**Information supplied**
________________________________________

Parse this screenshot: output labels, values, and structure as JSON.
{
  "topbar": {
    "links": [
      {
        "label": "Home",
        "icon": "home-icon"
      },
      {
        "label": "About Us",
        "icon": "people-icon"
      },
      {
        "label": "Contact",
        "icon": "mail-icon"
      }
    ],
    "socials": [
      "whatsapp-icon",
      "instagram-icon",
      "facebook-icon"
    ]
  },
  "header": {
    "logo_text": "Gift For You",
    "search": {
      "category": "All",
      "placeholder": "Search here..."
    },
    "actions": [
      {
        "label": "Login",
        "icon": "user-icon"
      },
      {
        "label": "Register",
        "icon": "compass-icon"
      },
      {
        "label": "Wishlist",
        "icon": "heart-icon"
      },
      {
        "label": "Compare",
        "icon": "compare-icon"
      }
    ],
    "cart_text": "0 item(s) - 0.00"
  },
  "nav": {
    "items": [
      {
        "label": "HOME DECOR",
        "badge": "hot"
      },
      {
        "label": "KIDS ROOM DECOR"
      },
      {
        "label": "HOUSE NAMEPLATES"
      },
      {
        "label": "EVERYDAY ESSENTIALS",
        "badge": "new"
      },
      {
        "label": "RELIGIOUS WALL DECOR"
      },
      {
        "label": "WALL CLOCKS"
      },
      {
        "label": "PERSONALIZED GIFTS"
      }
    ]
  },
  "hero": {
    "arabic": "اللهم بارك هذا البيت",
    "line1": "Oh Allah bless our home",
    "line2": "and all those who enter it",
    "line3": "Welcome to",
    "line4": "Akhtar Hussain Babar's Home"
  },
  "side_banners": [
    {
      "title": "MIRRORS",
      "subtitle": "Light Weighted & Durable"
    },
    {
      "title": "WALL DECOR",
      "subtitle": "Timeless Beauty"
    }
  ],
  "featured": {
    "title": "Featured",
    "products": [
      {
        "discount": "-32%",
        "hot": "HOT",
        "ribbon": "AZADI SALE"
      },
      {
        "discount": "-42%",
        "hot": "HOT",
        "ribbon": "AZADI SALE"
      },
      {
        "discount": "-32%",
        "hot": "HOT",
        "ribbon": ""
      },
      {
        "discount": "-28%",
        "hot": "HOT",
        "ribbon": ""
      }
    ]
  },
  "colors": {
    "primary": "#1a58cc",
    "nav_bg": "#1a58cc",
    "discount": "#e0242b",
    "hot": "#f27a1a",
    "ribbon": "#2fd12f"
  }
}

________________________________________

**Required work**
Transcribe the whole listing exactly.

**Finished answer**
Parse this screenshot: output labels, values, and structure as JSON.
{
  "topbar": {
    "links": [
      {
        "label": "Home",
        "icon": "home-icon"
      },
      {
        "label": "About Us",
        "icon": "people-icon"
      },
      {
        "label": "Contact",
        "icon": "mail-icon"
      }
    ],
    "socials": [
      "whatsapp-icon",
      "instagram-icon",
      "facebook-icon"
    ]
  },
  "header": {
    "logo_text": "Gift For You",
    "search": {
      "category": "All",
      "placeholder": "Search here..."
    },
    "actions": [
      {
        "label": "Login",
        "icon": "user-icon"
      },
      {
        "label": "Register",
        "icon": "compass-icon"
      },
      {
        "label": "Wishlist",
        "icon": "heart-icon"
      },
      {
        "label": "Compare",
        "icon": "compare-icon"
      }
    ],
    "cart_text": "0 item(s) - 0.00"
  },
  "nav": {
    "items": [
      {
        "label": "HOME DECOR",
        "badge": "hot"
      },
      {
        "label": "KIDS ROOM DECOR"
      },
      {
        "label": "HOUSE NAMEPLATES"
      },
      {
        "label": "EVERYDAY ESSENTIALS",
        "badge": "new"
      },
      {
        "label": "RELIGIOUS WALL DECOR"
      },
      {
        "label": "WALL CLOCKS"
      },
      {
        "label": "PERSONALIZED GIFTS"
      }
    ]
  },
  "hero": {
    "arabic": "اللهم بارك هذا البيت",
    "line1": "Oh Allah bless our home",
    "line2": "and all those who enter it",
    "line3": "Welcome to",
    "line4": "Akhtar Hussain Babar's Home"
  },
  "side_banners": [
    {
      "title": "MIRRORS",
      "subtitle": "Light Weighted & Durable"
    },
    {
      "title": "WALL DECOR",
      "subtitle": "Timeless Beauty"
    }
  ],
  "featured": {
    "title": "Featured",
    "products": [
      {
        "discount": "-32%",
        "hot": "HOT",
        "ribbon": "AZADI SALE"
      },
      {
        "discount": "-42%",
        "hot": "HOT",
        "ribbon": "AZADI SALE"
      },
      {
        "discount": "-32%",
        "hot": "HOT",
        "ribbon": ""
      },
      {
        "discount": "-28%",
        "hot": "HOT",
        "ribbon": ""
      }
    ]
  },
  "colors": {
    "primary": "#1a58cc",
    "nav_bg": "#1a58cc",
    "discount": "#e0242b",
    "hot": "#f27a1a",
    "ribbon": "#2fd12f"
  }
}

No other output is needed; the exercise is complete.